* Start LISTING *

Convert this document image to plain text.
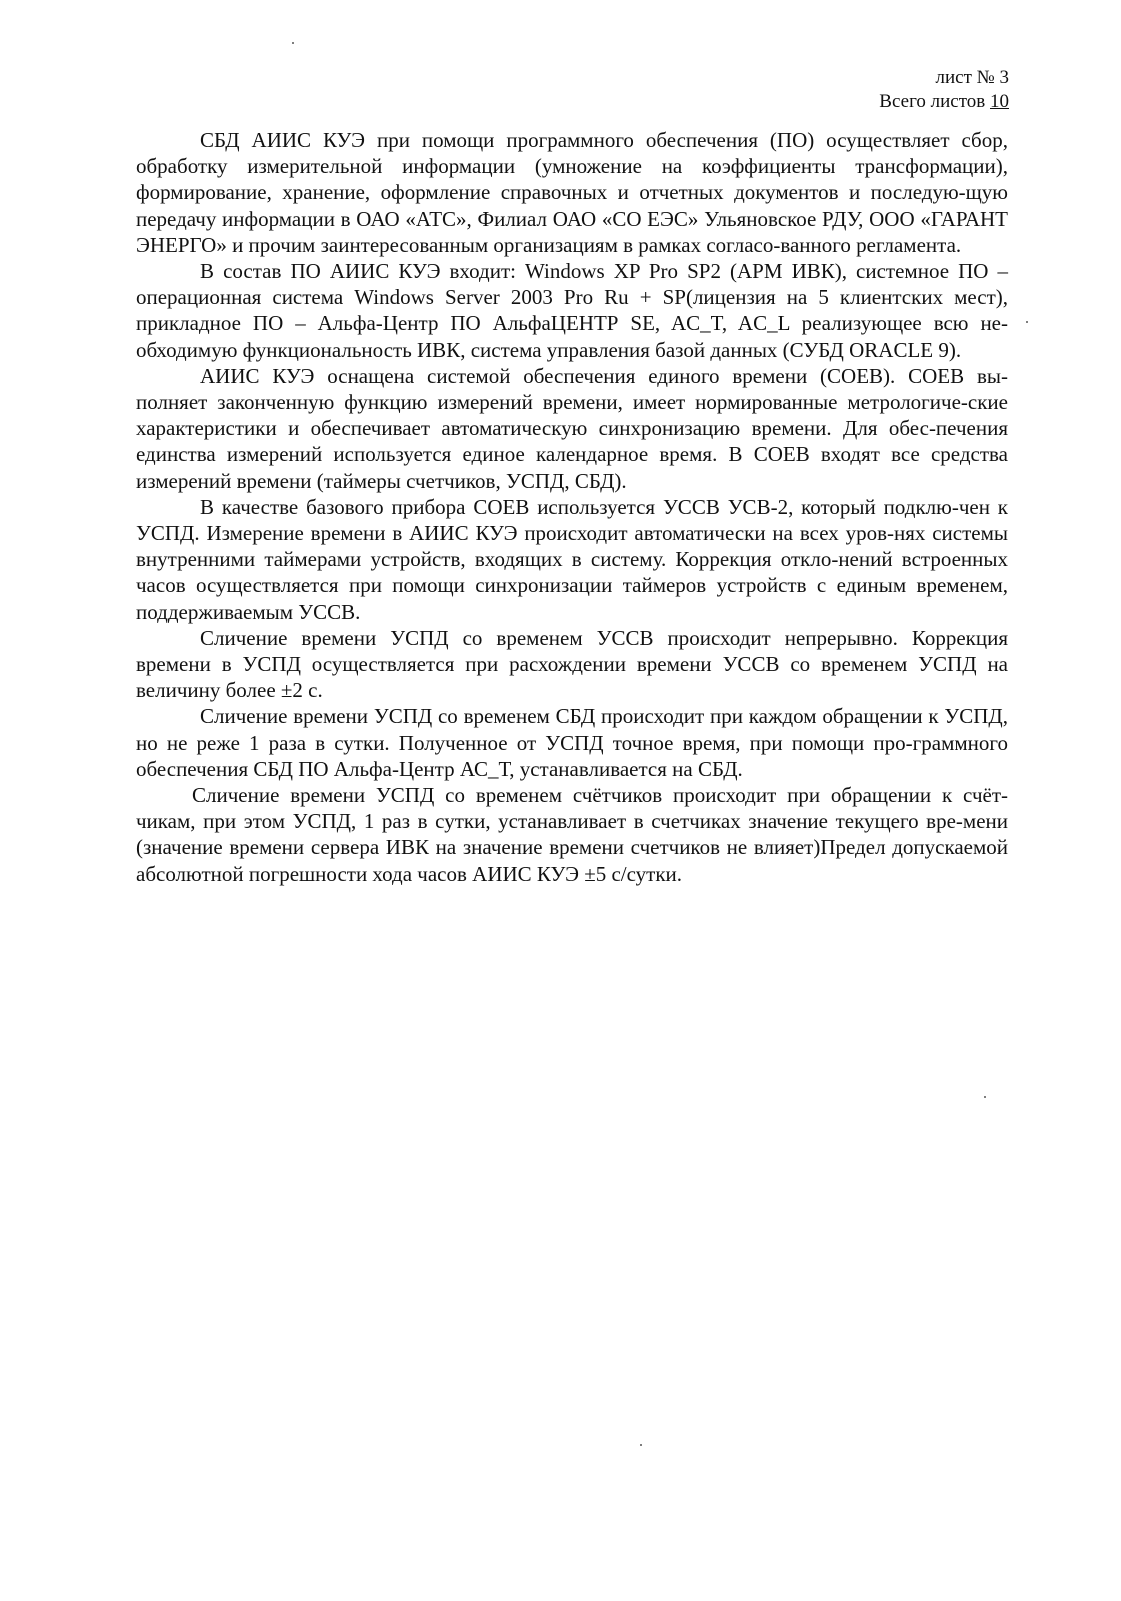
лист № 3
Всего листов 10

СБД АИИС КУЭ при помощи программного обеспечения (ПО) осуществляет сбор, обработку измерительной информации (умножение на коэффициенты трансформации), формирование, хранение, оформление справочных и отчетных документов и последую-щую передачу информации в ОАО «АТС», Филиал ОАО «СО ЕЭС» Ульяновское РДУ, ООО «ГАРАНТ ЭНЕРГО» и прочим заинтересованным организациям в рамках согласо-ванного регламента.

В состав ПО АИИС КУЭ входит: Windows XP Pro SP2 (АРМ ИВК), системное ПО – операционная система Windows Server 2003 Pro Ru + SP(лицензия на 5 клиентских мест), прикладное ПО – Альфа-Центр ПО АльфаЦЕНТР SE, AC_T, AC_L реализующее всю не-обходимую функциональность ИВК, система управления базой данных (СУБД ORACLE 9).

АИИС КУЭ оснащена системой обеспечения единого времени (СОЕВ). СОЕВ вы-полняет законченную функцию измерений времени, имеет нормированные метрологиче-ские характеристики и обеспечивает автоматическую синхронизацию времени. Для обес-печения единства измерений используется единое календарное время. В СОЕВ входят все средства измерений времени (таймеры счетчиков, УСПД, СБД).

В качестве базового прибора СОЕВ используется УССВ УСВ-2, который подклю-чен к УСПД. Измерение времени в АИИС КУЭ происходит автоматически на всех уров-нях системы внутренними таймерами устройств, входящих в систему. Коррекция откло-нений встроенных часов осуществляется при помощи синхронизации таймеров устройств с единым временем, поддерживаемым УССВ.

Сличение времени УСПД со временем УССВ происходит непрерывно. Коррекция времени в УСПД осуществляется при расхождении времени УССВ со временем УСПД на величину более ±2 с.

Сличение времени УСПД со временем СБД происходит при каждом обращении к УСПД, но не реже 1 раза в сутки. Полученное от УСПД точное время, при помощи про-граммного обеспечения СБД ПО Альфа-Центр АС_Т, устанавливается на СБД.

Сличение времени УСПД со временем счётчиков происходит при обращении к счёт-чикам, при этом УСПД, 1 раз в сутки, устанавливает в счетчиках значение текущего вре-мени (значение времени сервера ИВК на значение времени счетчиков не влияет)Предел допускаемой абсолютной погрешности хода часов АИИС КУЭ ±5 с/сутки.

* End LISTING *

* [EXERCISE DETAILS]: Your task is to repeat the data above exactly while excluding the pictures.

* [TASK SOLUTION]:
Convert this document image to plain text.
лист № 3
Всего листов 10

СБД АИИС КУЭ при помощи программного обеспечения (ПО) осуществляет сбор, обработку измерительной информации (умножение на коэффициенты трансформации), формирование, хранение, оформление справочных и отчетных документов и последую-щую передачу информации в ОАО «АТС», Филиал ОАО «СО ЕЭС» Ульяновское РДУ, ООО «ГАРАНТ ЭНЕРГО» и прочим заинтересованным организациям в рамках согласо-ванного регламента.

В состав ПО АИИС КУЭ входит: Windows XP Pro SP2 (АРМ ИВК), системное ПО – операционная система Windows Server 2003 Pro Ru + SP(лицензия на 5 клиентских мест), прикладное ПО – Альфа-Центр ПО АльфаЦЕНТР SE, AC_T, AC_L реализующее всю не-обходимую функциональность ИВК, система управления базой данных (СУБД ORACLE 9).

АИИС КУЭ оснащена системой обеспечения единого времени (СОЕВ). СОЕВ вы-полняет законченную функцию измерений времени, имеет нормированные метрологиче-ские характеристики и обеспечивает автоматическую синхронизацию времени. Для обес-печения единства измерений используется единое календарное время. В СОЕВ входят все средства измерений времени (таймеры счетчиков, УСПД, СБД).

В качестве базового прибора СОЕВ используется УССВ УСВ-2, который подклю-чен к УСПД. Измерение времени в АИИС КУЭ происходит автоматически на всех уров-нях системы внутренними таймерами устройств, входящих в систему. Коррекция откло-нений встроенных часов осуществляется при помощи синхронизации таймеров устройств с единым временем, поддерживаемым УССВ.

Сличение времени УСПД со временем УССВ происходит непрерывно. Коррекция времени в УСПД осуществляется при расхождении времени УССВ со временем УСПД на величину более ±2 с.

Сличение времени УСПД со временем СБД происходит при каждом обращении к УСПД, но не реже 1 раза в сутки. Полученное от УСПД точное время, при помощи про-граммного обеспечения СБД ПО Альфа-Центр АС_Т, устанавливается на СБД.

Сличение времени УСПД со временем счётчиков происходит при обращении к счёт-чикам, при этом УСПД, 1 раз в сутки, устанавливает в счетчиках значение текущего вре-мени (значение времени сервера ИВК на значение времени счетчиков не влияет)Предел допускаемой абсолютной погрешности хода часов АИИС КУЭ ±5 с/сутки.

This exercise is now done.